#### [To do]
Gather up all lines that carry the word "ventricle".

#### [Dataset]
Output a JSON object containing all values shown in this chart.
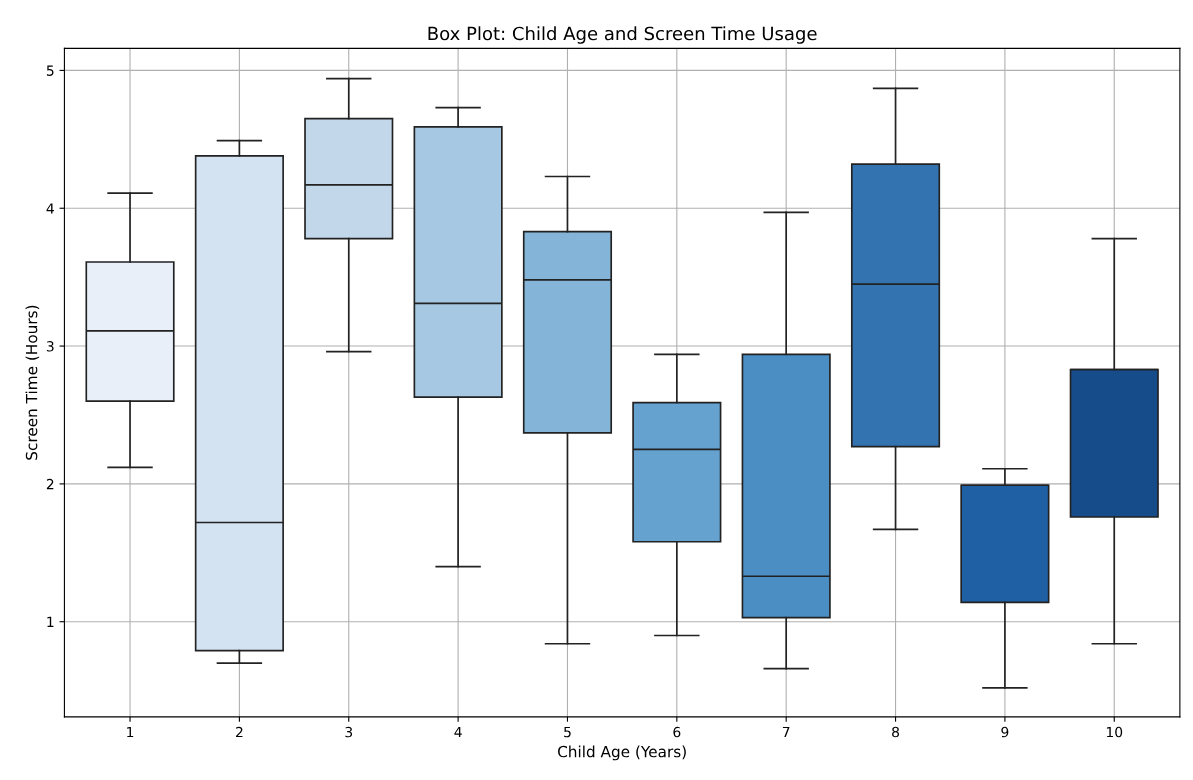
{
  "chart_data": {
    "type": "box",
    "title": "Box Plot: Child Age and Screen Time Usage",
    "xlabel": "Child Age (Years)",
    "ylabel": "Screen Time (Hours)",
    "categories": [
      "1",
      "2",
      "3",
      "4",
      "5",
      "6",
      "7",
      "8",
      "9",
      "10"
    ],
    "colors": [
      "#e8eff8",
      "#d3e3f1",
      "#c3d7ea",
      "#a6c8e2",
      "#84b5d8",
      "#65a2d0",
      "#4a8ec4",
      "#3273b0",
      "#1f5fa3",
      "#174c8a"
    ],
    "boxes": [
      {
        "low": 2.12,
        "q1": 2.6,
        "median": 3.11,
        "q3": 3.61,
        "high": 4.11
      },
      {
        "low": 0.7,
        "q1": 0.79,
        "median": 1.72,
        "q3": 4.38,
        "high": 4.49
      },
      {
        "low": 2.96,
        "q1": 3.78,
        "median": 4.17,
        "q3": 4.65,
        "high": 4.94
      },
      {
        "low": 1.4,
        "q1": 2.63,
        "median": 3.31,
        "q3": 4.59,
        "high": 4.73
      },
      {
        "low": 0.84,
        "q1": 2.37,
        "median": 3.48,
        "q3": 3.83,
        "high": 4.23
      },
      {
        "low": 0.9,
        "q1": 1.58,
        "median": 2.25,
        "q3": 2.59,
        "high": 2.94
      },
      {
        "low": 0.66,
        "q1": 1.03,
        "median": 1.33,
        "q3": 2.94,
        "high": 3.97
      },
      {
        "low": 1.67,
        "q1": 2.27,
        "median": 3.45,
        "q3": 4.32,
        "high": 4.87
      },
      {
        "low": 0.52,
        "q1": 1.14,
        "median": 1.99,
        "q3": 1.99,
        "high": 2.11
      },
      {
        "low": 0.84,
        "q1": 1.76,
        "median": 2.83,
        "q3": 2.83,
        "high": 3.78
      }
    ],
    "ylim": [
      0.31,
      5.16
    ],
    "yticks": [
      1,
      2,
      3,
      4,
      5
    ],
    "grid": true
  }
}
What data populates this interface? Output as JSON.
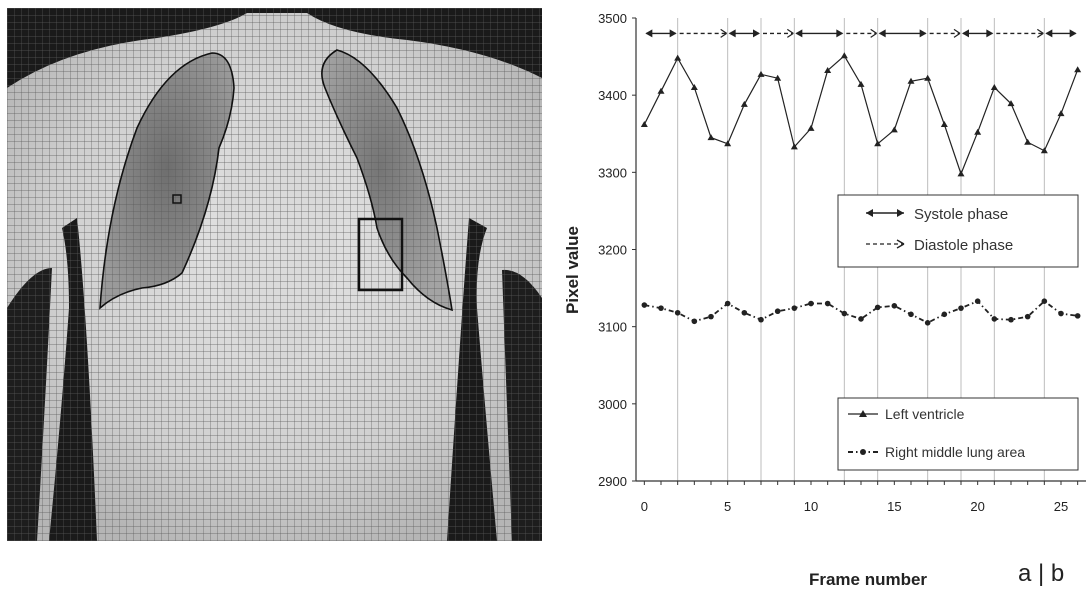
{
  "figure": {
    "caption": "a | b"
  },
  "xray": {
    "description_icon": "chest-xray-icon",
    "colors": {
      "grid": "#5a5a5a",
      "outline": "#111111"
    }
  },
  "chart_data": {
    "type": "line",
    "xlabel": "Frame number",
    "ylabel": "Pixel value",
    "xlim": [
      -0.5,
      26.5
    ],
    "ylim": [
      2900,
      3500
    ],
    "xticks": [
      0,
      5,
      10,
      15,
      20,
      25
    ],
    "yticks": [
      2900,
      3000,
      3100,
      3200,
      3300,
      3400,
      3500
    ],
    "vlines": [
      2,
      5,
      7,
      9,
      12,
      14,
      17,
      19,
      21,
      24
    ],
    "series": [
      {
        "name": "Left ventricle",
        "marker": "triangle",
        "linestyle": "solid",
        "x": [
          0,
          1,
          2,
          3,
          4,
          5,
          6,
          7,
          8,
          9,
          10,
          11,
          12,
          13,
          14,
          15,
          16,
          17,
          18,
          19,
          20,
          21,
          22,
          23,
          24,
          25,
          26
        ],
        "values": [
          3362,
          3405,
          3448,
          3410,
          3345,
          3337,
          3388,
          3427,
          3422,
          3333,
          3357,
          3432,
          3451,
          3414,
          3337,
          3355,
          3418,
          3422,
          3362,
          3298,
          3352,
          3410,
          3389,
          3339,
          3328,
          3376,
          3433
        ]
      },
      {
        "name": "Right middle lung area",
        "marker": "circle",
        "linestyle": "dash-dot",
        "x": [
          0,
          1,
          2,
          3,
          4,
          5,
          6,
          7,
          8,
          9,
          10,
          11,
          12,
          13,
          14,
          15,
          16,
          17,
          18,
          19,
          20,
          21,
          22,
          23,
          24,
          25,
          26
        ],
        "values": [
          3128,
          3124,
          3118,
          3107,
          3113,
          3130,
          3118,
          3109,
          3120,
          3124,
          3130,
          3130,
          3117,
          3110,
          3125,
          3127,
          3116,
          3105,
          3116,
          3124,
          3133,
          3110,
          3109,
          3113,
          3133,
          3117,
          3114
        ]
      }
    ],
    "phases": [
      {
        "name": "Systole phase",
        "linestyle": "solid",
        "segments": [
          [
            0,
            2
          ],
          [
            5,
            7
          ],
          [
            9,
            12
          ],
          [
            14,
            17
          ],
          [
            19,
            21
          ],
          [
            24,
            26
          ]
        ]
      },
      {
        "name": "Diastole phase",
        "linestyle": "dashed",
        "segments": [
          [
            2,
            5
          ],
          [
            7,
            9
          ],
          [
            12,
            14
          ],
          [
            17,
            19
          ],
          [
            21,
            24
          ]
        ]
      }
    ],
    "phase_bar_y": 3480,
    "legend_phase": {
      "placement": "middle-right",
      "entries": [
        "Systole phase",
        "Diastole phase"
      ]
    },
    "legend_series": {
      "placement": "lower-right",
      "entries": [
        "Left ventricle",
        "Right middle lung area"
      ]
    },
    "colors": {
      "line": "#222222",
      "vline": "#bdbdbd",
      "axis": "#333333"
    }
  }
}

#### [Task result]
        "name": "Left ventricle",
        "Left ventricle",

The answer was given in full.